* **TEXT TO READ**:
========================================================================
The Catacombs: dark, mysterious, never ending, hidden passages, tombs
Cite six moments in the text where Twain’s word choice creates humor; identify which word(s) in each of these citations provokes amusement or “surprise” in the reader. What are the devices Twain is employing to achieve this effect? (ie. “. . . then by nipping their flesh with pincers – red-hot ones, because they are the most comfortable in cold weather; then by skinning them alive a little . . .”).
1. “O sons of classic Italy, is the spirit of enterprise, of self-reliance, of noble endeavor, utterly dead within ye? Curse your indolent worthlessness, why don’t you rob your church?”
-Twain uses these words “why don’t you rob you church” because the church is rich is art and incredibly expensive collections and people are begging and starving on the street. By saying this it is more posed for the government to take action and start caring for the people instead of using the money to make the churches appear worthier in value.
2. “if a grandly gifted man may drag his pride and his manhood in the dirt for bread rather than starve with the nobility that is in him untainted, the excuse is a valid one. It would excuse theft in Washingtons and Wellingtons, and unchasity in women as well.”
-To say it would “excuse the unchasity in women as well” is a dramatic statement because the chasity in women is valued so highly that this must be an important issue for Twain to compare to the sacredness of a woman’s chasity. He compares the two by stating what is going on between the men in the town and the governments actions being taken. He exclaims that people are dying and starving because the government does not care about the people at all.
3. “And now—However, another beggar approaches. I will go out and destroy him and then come back and write another chapter of vituperation.”
-Twain is stressing the fact that there are so many beggars on the street that he can’t even write a chapter without having them be a part of his life. Now he is not really going out just to see the beggar while he breaks on writing, but this is dramatically interpreted that the given situation will arise.
4. “Having eaten the friendless orphan—having driven away his comrades—having grown calm and reflective at length—I now feel in a kindlier mood.”
-This sarcastic tone Twain uses “having eaten the friendless orphan” is an example of him creating a scene for the reader of how many orphans are left on the street abandoned and everywhere you look, another appears and you feel for them but yet there is nothing that compels him to help them because their own government won’t even help them.
5. “It is well the alleys are not wider, because they hold as much smell now as a person can stand, and of course if they were wider they would hold more, and then the people would die.”
-“Then the people would die” is a dramatic sarcasm that Twain enforces because he is stressing how pungent the smell is and how horrific it would be is it got any worse.
6. Uh, is he dead?
-This is the joke that Twain and his doctor friend use on guides while they are seemingly unimpressed because they want to find out the guides reaction. They say this after seeing something others think ordinarily amazing. It’s a sarcastic remark that allows the reader to understand why the guard is so confused and dislikes them.
========================================================================
Copy the stretch of the passage on Twain's humor that begins with "-This is the" and ends with "and dislikes them.", substituting "physician" for "doctor".

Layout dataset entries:
========================================================================
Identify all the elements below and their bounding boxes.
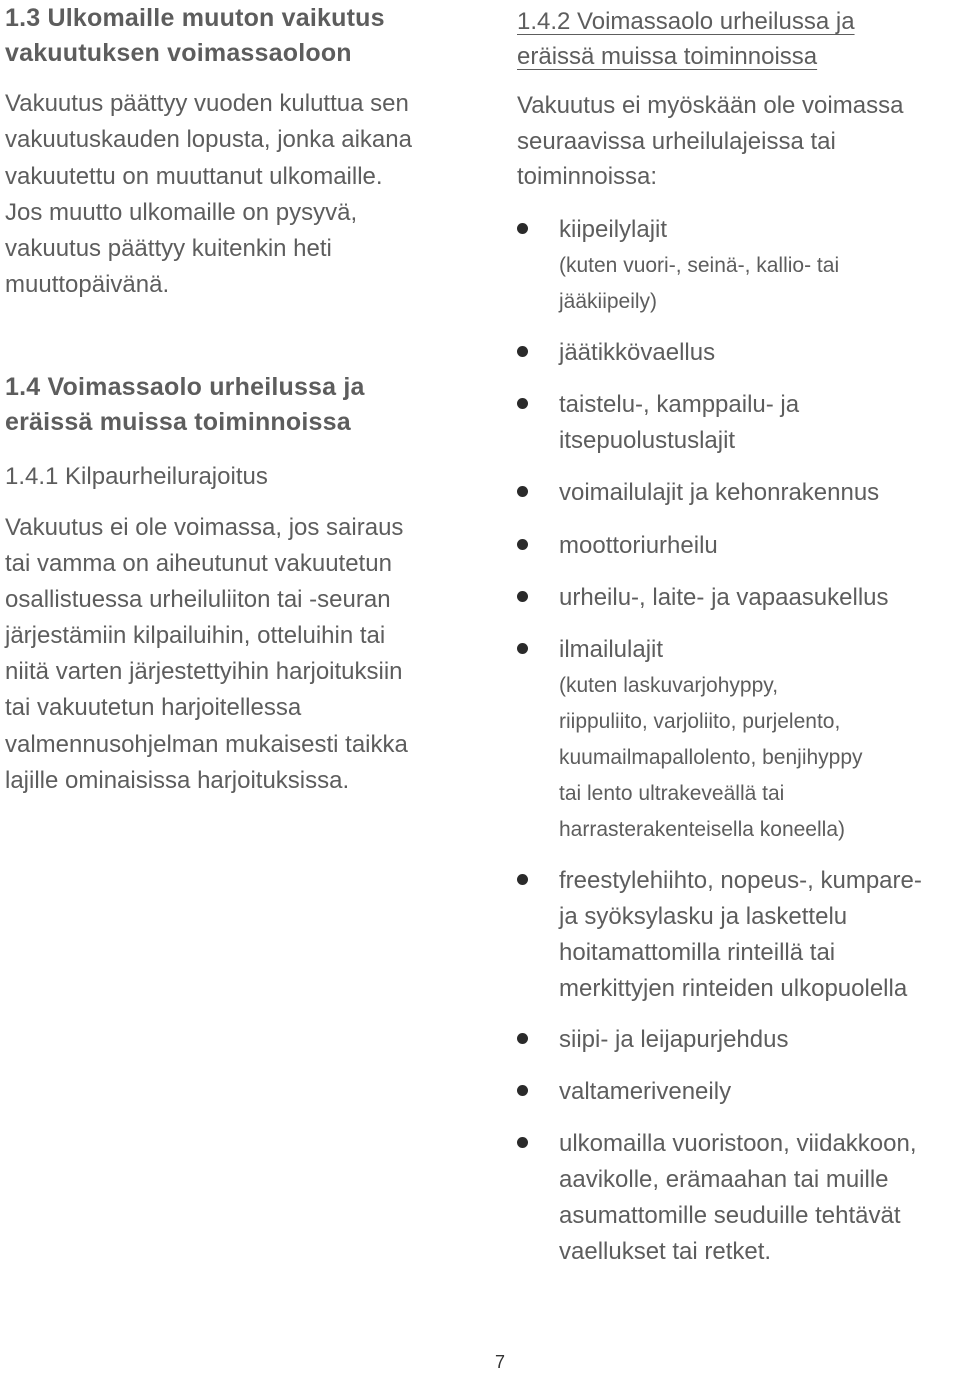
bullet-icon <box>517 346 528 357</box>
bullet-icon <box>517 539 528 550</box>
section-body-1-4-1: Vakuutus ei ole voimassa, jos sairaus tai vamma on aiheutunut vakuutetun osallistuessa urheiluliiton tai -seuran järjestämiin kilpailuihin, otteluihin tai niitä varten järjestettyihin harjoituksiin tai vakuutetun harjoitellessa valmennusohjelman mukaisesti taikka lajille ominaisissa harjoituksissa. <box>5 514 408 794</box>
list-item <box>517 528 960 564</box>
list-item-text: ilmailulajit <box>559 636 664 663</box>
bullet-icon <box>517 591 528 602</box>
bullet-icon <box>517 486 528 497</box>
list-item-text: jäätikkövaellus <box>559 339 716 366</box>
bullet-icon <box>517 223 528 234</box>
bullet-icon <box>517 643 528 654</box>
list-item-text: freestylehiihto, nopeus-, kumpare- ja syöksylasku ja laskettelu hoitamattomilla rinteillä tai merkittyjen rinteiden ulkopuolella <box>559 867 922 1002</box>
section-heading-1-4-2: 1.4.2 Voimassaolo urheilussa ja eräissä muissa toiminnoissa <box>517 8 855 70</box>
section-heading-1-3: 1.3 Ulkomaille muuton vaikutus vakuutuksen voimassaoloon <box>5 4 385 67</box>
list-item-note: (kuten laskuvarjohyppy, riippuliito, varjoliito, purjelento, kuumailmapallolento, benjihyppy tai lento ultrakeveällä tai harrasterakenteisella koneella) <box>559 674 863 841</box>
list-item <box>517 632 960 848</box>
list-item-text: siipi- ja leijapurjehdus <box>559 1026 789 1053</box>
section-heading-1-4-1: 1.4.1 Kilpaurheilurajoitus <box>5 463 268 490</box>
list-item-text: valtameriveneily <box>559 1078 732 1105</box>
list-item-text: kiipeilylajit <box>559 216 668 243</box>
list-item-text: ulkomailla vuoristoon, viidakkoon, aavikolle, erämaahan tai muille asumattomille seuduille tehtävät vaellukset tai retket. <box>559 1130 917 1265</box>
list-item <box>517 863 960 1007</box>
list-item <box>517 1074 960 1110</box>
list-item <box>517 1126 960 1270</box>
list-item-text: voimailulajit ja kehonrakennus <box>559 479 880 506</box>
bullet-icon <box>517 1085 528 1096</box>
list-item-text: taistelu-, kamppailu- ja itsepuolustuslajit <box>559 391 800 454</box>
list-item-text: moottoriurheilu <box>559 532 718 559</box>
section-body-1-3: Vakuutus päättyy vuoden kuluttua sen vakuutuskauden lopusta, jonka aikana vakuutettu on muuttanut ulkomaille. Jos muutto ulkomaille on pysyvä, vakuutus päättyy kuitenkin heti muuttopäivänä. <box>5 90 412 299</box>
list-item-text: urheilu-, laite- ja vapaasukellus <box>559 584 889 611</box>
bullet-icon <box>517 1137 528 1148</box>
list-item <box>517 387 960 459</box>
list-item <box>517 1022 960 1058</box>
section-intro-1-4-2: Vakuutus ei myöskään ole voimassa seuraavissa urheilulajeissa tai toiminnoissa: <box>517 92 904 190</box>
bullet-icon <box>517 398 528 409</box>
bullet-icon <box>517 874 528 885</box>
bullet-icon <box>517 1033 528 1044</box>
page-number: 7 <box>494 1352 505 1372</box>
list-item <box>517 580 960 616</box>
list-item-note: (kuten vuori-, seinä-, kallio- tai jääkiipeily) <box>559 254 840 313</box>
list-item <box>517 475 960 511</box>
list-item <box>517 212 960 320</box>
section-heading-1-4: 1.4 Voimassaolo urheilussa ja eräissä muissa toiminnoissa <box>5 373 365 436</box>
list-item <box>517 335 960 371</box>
========================================================================
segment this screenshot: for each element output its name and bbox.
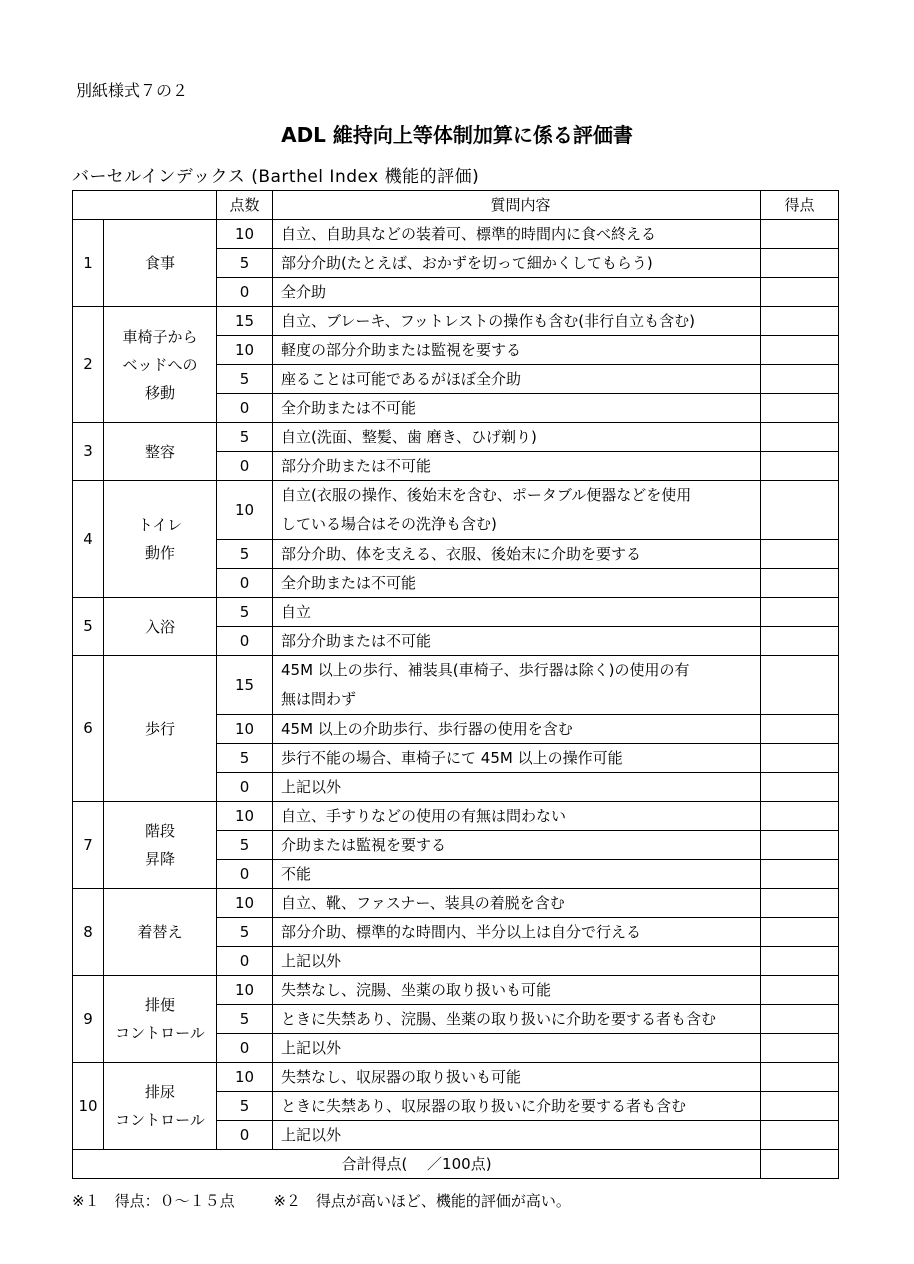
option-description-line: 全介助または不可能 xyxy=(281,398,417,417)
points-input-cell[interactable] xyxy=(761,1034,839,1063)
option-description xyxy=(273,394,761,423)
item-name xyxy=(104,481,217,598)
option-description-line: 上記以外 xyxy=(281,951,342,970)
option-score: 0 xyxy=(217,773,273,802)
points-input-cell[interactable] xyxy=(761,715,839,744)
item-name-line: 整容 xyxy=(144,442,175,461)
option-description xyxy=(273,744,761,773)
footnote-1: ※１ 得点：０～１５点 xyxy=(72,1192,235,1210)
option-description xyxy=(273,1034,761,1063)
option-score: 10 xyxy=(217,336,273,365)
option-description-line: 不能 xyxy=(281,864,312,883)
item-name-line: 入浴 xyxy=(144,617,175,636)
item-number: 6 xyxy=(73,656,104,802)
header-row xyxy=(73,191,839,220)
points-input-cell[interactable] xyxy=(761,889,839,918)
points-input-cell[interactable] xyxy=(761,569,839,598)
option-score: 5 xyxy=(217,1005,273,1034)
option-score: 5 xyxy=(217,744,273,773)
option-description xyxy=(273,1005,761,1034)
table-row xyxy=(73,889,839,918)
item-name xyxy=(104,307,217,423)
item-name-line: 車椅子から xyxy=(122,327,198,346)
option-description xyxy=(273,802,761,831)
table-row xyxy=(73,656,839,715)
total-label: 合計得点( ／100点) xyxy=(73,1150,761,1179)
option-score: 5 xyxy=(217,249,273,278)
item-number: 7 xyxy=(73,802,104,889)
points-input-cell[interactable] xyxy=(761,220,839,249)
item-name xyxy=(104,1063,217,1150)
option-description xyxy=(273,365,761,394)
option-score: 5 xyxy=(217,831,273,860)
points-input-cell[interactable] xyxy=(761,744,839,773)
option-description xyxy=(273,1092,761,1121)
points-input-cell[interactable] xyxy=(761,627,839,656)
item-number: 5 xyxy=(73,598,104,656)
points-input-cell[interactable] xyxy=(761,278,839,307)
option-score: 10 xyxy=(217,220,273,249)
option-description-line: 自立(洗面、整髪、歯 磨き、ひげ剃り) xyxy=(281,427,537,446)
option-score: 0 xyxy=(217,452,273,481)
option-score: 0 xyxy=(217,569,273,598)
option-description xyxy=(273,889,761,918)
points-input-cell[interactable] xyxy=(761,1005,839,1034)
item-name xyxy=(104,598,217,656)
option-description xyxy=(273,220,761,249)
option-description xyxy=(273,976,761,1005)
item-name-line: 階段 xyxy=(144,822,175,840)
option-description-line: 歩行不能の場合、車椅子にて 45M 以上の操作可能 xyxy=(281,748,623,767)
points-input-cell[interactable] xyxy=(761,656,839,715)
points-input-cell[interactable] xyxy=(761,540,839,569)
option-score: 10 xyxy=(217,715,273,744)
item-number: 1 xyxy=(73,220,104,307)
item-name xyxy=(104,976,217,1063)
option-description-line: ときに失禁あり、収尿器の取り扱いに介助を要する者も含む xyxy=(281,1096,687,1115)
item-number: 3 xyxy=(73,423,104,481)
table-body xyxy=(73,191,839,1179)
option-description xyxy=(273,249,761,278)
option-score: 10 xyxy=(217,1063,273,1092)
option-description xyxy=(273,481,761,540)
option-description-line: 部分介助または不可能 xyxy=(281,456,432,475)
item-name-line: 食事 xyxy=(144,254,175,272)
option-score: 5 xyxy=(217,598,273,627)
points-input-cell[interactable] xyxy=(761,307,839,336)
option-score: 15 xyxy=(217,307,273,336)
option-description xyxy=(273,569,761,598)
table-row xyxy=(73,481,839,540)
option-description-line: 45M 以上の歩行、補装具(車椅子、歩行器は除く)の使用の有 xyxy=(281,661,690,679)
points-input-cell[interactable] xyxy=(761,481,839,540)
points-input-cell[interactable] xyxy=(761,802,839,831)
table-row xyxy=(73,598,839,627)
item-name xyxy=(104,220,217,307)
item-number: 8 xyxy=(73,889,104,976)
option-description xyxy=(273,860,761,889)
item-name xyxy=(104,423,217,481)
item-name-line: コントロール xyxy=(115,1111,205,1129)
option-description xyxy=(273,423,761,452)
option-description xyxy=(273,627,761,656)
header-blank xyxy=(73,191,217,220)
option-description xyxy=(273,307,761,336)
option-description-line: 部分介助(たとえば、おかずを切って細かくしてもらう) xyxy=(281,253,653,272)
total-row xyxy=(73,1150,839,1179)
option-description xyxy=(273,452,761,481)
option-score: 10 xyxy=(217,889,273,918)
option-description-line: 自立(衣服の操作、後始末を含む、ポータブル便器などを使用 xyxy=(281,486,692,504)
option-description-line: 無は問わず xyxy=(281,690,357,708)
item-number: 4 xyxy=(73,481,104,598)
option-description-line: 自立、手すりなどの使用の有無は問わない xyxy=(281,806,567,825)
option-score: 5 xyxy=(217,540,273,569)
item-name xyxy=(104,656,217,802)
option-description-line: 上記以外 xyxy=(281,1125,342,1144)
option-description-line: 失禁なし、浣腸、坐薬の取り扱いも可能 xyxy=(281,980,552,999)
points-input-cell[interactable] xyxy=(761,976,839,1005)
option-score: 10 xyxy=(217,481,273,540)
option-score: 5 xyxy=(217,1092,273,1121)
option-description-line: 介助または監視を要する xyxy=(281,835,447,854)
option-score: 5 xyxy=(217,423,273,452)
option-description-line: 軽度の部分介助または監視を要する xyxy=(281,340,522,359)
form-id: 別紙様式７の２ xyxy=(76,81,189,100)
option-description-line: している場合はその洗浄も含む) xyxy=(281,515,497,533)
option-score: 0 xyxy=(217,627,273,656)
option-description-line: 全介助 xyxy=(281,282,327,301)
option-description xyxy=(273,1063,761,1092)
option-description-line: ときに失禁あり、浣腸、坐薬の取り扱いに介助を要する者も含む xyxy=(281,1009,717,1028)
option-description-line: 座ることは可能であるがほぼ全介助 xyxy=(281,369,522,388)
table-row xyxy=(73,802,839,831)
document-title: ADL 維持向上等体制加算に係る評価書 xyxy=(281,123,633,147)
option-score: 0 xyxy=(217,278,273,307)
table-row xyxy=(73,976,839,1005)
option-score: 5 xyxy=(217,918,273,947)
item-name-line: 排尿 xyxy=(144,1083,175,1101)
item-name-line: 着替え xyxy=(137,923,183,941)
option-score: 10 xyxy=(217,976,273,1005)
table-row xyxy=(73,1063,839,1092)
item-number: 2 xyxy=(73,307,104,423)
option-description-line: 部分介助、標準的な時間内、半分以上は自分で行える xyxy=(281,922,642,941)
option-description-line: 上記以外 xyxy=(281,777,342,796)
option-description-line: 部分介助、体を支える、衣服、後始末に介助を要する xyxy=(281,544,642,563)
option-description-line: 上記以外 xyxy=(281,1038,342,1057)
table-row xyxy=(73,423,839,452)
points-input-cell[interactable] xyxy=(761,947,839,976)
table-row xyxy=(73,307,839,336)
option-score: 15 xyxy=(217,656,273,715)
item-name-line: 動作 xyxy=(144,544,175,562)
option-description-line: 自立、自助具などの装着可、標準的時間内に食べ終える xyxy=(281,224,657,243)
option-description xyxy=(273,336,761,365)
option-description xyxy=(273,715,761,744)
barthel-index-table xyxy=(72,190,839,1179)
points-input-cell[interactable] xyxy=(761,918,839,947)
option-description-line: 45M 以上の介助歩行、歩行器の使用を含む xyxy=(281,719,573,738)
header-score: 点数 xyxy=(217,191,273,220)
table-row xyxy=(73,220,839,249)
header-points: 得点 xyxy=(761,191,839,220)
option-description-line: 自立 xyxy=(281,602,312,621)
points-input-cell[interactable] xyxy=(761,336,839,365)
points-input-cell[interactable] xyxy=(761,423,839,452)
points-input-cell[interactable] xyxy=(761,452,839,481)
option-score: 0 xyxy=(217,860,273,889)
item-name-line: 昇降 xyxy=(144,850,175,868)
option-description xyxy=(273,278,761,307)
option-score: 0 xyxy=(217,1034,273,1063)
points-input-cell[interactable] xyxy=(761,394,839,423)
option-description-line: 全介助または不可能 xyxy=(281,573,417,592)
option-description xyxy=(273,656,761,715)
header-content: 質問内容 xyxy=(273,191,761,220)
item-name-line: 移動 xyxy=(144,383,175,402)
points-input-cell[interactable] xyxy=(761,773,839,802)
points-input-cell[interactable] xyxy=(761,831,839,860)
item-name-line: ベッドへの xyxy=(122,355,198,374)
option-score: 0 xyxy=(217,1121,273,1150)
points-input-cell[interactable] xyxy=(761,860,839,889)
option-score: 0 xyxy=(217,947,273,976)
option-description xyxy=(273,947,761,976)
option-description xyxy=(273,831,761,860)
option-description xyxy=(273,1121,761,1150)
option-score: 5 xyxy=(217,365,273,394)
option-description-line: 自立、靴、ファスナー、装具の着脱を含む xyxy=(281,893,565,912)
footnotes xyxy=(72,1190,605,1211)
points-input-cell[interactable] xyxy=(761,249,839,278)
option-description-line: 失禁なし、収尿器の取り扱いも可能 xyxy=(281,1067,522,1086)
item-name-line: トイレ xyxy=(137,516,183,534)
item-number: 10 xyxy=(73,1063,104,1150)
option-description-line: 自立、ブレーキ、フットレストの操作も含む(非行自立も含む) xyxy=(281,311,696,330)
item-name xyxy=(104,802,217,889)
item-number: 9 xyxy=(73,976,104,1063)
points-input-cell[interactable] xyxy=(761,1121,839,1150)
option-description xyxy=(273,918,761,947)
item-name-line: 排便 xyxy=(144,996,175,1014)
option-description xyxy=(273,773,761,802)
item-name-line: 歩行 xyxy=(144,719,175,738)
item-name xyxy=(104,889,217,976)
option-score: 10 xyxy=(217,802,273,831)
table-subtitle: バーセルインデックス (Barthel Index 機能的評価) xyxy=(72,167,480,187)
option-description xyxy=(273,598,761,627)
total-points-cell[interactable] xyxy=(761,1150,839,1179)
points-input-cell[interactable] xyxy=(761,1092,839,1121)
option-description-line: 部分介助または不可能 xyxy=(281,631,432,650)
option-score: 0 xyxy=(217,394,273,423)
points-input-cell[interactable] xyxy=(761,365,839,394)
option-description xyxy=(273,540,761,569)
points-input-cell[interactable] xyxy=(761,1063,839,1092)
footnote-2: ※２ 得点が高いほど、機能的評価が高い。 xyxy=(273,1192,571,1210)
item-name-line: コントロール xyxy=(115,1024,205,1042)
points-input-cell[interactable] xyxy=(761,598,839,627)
========================================================================
* **CORRECT ANSWER**:
-This is the joke that Twain and his physician friend use on guides while they are seemingly unimpressed because they want to find out the guides reaction. They say this after seeing something others think ordinarily amazing. It’s a sarcastic remark that allows the reader to understand why the guard is so confused and dislikes them.